• Goal of the exercise: In the entries that follow, find the word "React" and report each line it is on.

• Input for this task:
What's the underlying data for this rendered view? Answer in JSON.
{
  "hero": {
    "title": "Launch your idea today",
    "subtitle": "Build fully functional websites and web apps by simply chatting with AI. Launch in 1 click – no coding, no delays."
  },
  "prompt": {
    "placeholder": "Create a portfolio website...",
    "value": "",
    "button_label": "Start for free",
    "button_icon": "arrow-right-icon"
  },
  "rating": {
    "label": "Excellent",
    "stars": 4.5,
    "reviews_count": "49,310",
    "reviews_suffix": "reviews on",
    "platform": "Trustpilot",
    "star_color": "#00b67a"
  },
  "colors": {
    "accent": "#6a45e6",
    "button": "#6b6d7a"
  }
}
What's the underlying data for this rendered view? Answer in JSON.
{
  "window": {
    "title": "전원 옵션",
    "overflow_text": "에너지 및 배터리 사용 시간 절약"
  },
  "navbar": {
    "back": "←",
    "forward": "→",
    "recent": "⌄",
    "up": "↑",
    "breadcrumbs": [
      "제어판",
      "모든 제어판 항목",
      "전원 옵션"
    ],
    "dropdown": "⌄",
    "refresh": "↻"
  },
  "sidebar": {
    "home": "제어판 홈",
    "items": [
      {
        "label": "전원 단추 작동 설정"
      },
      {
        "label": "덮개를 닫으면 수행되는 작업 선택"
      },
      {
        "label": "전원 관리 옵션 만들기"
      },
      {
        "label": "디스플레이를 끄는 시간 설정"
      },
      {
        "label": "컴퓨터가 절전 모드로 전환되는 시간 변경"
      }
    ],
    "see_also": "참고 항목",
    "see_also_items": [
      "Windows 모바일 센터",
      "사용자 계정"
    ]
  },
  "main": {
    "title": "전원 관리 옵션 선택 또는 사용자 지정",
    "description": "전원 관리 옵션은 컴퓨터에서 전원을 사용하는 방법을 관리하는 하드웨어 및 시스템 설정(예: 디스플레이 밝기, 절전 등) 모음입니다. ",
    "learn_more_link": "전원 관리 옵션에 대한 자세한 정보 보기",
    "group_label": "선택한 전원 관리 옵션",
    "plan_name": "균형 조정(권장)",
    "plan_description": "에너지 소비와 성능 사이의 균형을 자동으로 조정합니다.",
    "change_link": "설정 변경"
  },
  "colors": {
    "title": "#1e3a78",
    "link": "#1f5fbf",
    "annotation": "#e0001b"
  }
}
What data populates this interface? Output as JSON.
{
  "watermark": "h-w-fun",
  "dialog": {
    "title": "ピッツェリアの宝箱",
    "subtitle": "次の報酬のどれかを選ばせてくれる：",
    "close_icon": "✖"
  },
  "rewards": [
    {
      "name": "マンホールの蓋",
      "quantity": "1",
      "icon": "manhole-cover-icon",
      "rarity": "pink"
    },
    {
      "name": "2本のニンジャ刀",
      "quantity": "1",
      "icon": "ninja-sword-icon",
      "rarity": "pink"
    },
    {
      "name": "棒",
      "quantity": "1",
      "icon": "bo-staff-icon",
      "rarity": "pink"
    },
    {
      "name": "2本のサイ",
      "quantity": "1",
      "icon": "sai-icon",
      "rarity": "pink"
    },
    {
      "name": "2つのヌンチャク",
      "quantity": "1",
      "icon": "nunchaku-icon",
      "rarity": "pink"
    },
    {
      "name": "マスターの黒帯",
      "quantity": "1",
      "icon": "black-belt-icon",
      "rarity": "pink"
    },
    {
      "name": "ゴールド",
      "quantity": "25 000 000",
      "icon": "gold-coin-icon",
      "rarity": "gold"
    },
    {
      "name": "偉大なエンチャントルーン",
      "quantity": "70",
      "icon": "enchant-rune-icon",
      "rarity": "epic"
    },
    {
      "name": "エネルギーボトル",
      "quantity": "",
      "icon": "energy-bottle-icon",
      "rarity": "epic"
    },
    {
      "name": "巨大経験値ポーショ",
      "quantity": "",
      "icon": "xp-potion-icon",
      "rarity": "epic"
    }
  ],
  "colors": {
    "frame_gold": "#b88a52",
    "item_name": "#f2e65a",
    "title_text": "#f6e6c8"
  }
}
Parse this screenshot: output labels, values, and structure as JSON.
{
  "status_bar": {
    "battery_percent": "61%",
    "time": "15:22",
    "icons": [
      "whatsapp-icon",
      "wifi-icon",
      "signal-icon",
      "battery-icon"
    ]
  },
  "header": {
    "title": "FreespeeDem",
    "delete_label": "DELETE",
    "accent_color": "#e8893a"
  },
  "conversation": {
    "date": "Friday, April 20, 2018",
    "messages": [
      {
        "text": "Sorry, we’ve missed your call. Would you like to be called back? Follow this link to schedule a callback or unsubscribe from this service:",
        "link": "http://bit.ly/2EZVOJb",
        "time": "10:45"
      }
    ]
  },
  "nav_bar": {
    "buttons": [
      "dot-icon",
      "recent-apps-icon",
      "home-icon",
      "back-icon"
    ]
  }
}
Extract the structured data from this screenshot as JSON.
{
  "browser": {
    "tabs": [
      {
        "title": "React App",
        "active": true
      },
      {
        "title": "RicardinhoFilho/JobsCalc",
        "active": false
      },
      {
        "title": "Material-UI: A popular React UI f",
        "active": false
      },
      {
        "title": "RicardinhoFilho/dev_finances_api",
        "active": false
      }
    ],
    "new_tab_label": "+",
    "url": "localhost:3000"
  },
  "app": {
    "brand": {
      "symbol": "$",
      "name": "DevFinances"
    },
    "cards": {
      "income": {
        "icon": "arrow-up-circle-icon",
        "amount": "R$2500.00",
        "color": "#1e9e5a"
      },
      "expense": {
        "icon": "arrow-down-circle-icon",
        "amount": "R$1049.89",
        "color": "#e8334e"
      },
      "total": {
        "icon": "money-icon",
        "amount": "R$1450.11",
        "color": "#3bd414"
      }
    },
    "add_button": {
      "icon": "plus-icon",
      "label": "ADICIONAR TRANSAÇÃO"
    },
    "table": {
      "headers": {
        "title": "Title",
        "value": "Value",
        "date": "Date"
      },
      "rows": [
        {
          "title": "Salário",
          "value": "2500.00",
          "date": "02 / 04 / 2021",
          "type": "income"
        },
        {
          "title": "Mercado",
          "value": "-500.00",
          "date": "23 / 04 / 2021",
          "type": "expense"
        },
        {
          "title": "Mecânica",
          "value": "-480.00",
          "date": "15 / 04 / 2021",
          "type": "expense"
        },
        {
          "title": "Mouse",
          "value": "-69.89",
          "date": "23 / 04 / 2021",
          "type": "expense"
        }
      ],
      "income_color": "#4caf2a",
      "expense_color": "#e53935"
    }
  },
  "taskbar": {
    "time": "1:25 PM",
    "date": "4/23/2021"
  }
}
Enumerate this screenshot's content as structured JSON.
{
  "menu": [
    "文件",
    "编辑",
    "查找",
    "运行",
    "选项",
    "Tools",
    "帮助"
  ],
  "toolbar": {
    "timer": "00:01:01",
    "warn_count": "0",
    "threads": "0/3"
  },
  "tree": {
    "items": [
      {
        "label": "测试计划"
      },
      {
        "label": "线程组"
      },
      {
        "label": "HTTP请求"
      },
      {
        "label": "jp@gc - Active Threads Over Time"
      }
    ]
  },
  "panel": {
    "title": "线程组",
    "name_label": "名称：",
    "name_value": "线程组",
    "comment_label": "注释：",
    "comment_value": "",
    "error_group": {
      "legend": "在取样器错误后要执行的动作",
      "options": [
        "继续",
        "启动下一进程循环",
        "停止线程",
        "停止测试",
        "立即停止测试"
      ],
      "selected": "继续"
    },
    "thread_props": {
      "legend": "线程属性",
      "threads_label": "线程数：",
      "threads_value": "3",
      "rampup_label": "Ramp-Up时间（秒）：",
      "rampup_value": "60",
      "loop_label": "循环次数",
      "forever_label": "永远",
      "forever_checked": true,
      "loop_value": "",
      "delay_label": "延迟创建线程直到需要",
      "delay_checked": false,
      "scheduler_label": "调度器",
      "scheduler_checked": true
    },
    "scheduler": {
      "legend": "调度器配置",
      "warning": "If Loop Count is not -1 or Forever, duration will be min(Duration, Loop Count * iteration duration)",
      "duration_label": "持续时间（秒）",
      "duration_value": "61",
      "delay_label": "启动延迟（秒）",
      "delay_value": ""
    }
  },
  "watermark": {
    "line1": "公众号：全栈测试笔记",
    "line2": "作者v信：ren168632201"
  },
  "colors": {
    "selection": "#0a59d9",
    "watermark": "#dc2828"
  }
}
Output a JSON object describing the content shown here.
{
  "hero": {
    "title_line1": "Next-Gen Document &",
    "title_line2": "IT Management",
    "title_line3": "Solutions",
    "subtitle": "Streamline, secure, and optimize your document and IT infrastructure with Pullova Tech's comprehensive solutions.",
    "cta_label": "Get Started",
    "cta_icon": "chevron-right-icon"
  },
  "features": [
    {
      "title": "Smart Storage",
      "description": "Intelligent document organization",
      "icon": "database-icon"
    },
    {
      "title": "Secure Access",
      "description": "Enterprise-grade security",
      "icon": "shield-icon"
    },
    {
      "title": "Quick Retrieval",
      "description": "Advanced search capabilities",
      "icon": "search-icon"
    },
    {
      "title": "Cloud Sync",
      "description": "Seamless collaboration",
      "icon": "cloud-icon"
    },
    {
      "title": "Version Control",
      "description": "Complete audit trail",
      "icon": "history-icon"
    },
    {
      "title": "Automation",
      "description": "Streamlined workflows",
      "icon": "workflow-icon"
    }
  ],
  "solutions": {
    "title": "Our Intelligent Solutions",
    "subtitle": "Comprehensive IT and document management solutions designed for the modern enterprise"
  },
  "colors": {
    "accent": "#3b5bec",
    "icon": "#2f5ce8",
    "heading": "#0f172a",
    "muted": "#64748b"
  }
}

• Solution to the problem:
        "title": "React App",
        "title": "Material-UI: A popular React UI f",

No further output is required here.